> [Exercise objective] Determine how many lines of the entries contain "fait". Reply with that number alone.

> [Entries provided]
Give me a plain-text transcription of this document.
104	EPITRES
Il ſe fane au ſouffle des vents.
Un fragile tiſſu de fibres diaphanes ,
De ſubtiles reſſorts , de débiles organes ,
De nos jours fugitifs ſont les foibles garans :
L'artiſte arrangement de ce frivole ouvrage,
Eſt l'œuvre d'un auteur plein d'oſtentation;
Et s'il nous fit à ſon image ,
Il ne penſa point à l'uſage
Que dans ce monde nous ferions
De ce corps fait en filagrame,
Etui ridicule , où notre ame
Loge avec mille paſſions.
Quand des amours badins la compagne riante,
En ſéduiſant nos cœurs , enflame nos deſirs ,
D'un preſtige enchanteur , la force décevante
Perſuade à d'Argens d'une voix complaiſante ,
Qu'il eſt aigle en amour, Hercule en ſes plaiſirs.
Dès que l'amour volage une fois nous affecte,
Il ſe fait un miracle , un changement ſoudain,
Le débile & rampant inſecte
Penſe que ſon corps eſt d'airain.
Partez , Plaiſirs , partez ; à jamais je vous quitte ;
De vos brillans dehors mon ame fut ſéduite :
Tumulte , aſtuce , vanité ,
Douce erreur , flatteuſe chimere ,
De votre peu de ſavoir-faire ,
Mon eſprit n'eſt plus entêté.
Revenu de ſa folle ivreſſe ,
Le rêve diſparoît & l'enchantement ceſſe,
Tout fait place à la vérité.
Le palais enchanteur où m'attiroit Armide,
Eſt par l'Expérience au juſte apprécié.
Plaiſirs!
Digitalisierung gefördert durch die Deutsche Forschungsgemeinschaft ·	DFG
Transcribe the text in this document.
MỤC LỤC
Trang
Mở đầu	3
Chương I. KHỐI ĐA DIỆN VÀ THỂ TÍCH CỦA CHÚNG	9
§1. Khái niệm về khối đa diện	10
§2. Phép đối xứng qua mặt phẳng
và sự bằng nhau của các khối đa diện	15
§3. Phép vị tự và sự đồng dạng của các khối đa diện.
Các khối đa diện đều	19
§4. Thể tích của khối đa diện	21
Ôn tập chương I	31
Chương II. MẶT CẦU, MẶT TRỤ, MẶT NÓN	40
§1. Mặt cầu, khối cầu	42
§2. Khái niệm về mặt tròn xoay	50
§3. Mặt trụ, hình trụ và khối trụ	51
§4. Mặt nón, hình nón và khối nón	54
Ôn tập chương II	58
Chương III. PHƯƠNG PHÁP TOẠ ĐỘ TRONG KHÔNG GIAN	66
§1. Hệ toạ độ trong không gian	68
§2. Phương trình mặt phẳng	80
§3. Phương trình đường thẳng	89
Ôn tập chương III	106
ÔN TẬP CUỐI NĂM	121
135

> [Task output] 3